(Figure contents as structured data)
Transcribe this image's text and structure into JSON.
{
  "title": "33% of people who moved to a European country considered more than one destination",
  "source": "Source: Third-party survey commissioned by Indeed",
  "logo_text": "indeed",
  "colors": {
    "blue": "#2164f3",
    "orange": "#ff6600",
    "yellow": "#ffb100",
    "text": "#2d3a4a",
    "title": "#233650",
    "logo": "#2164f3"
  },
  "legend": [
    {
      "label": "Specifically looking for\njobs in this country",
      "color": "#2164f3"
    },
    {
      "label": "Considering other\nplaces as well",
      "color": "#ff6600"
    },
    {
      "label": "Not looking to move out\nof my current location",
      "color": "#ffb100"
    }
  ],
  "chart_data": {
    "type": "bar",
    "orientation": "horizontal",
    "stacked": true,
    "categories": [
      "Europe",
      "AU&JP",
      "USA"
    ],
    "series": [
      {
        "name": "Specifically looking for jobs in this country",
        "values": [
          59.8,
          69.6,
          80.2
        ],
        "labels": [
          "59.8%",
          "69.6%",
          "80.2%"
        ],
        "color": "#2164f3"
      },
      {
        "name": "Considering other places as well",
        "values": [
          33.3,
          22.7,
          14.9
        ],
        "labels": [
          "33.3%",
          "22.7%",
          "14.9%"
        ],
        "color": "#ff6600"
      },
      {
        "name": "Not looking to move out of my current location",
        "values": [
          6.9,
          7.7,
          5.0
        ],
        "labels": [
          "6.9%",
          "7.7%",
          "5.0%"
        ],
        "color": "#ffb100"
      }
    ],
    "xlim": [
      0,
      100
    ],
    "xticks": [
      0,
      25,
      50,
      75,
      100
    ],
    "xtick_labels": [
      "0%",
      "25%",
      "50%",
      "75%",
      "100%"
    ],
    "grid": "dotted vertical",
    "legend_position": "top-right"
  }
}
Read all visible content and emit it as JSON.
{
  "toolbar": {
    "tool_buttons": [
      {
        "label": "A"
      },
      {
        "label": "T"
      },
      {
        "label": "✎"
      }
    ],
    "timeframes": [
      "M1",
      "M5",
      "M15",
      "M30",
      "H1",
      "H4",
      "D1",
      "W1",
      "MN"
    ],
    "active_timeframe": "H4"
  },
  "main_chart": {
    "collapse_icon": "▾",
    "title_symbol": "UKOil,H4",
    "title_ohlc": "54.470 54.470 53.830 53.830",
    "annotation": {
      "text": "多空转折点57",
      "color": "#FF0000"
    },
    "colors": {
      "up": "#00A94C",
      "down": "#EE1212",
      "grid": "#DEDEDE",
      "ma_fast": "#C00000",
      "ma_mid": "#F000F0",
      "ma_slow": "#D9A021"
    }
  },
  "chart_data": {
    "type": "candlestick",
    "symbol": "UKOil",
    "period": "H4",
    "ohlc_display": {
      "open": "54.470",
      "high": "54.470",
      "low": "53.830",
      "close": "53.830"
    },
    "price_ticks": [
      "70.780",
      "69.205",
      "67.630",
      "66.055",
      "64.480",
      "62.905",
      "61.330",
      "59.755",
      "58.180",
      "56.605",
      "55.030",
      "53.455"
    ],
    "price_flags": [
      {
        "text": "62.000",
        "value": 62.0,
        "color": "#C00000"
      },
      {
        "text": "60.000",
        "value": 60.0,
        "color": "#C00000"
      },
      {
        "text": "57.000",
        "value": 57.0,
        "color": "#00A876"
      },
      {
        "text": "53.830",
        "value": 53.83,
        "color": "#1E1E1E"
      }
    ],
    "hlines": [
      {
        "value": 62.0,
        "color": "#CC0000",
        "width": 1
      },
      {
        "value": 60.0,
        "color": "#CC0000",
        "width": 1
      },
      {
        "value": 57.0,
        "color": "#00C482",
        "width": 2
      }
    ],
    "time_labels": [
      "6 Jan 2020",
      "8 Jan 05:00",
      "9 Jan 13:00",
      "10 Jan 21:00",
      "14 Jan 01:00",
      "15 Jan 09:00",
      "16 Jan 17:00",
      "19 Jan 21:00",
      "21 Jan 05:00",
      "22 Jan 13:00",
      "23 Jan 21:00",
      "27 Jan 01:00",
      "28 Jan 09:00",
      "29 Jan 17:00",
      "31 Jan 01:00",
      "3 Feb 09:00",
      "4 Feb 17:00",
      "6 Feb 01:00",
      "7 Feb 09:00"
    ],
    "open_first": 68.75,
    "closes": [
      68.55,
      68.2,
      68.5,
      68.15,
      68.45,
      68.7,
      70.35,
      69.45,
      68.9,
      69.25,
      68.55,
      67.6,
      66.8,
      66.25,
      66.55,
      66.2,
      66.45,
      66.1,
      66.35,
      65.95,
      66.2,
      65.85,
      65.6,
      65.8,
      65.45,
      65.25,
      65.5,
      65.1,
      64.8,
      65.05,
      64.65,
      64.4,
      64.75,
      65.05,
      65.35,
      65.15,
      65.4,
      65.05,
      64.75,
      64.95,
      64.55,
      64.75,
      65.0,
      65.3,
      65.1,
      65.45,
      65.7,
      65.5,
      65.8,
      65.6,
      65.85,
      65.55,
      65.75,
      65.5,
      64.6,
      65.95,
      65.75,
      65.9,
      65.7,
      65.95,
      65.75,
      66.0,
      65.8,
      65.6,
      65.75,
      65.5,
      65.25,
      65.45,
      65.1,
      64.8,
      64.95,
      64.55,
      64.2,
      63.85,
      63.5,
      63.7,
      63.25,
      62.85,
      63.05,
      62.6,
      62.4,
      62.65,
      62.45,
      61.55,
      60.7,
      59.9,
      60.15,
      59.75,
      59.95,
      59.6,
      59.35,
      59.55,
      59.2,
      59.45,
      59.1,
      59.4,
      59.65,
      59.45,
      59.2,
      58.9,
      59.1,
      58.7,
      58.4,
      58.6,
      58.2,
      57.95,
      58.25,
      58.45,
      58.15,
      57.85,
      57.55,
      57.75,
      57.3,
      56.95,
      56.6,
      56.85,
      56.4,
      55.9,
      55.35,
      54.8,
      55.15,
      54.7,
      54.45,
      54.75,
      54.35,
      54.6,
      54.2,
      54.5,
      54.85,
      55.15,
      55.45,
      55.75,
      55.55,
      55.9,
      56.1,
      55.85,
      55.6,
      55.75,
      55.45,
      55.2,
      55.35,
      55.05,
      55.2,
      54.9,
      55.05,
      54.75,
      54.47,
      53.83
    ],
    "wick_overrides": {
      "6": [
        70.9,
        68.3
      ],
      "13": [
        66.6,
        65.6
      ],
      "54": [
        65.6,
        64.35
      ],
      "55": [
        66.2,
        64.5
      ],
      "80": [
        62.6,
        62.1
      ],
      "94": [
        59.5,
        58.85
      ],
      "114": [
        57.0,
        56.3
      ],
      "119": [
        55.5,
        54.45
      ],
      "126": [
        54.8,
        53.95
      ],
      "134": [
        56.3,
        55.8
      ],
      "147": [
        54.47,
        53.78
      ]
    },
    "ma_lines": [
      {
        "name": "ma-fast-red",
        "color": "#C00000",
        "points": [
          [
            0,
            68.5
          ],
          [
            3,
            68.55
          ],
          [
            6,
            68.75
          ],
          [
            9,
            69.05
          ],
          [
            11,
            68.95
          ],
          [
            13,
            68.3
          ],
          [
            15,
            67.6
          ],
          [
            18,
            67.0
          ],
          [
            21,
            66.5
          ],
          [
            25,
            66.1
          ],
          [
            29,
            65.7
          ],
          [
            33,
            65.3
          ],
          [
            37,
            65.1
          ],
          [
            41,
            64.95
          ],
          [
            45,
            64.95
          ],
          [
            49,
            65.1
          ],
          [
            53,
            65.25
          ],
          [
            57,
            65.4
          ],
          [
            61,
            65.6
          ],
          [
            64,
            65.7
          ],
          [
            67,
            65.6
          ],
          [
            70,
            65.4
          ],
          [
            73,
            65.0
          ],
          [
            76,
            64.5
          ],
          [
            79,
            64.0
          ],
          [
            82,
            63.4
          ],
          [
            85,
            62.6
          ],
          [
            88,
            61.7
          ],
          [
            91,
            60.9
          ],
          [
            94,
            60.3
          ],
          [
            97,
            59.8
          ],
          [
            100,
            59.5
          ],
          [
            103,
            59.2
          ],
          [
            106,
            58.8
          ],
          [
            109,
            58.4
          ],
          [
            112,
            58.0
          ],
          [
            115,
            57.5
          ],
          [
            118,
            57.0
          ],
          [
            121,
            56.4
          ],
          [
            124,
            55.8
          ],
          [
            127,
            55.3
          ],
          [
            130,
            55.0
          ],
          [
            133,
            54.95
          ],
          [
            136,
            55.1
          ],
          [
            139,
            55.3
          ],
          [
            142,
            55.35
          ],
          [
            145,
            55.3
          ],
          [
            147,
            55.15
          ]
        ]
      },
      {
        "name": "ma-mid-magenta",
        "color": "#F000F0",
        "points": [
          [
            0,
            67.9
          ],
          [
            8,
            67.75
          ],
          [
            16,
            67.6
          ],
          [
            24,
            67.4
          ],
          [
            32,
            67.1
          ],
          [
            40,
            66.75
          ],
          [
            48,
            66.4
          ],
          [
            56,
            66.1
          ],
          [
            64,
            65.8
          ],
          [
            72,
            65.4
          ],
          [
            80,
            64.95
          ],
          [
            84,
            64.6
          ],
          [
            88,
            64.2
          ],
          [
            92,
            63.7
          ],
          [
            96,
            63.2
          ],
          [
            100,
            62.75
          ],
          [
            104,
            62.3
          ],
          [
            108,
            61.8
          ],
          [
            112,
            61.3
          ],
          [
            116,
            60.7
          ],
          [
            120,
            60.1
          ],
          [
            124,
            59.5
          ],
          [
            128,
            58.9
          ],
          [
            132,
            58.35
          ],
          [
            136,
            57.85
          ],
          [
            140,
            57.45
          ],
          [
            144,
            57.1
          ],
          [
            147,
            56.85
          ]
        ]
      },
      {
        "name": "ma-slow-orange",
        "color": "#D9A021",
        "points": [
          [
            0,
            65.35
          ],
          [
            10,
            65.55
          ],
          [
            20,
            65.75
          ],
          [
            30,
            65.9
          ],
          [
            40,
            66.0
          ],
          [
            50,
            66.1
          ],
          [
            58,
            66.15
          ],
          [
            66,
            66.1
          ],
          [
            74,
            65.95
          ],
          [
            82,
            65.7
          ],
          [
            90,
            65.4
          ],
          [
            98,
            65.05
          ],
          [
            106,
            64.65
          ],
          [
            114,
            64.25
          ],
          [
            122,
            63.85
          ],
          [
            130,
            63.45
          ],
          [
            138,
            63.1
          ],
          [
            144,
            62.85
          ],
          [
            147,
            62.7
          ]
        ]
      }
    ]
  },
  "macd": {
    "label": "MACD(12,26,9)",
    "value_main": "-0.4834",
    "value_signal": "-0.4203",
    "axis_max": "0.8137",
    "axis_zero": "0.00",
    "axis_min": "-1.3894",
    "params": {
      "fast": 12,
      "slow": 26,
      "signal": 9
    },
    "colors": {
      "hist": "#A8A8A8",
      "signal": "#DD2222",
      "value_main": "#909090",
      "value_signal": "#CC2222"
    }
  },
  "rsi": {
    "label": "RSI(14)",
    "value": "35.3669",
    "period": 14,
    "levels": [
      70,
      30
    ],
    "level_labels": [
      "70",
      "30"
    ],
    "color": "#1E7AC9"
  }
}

* WRITTEN INSTRUCTION:
For the data above, state only how many lines include the word "country".

* RESULT OF THE EXERCISE:
3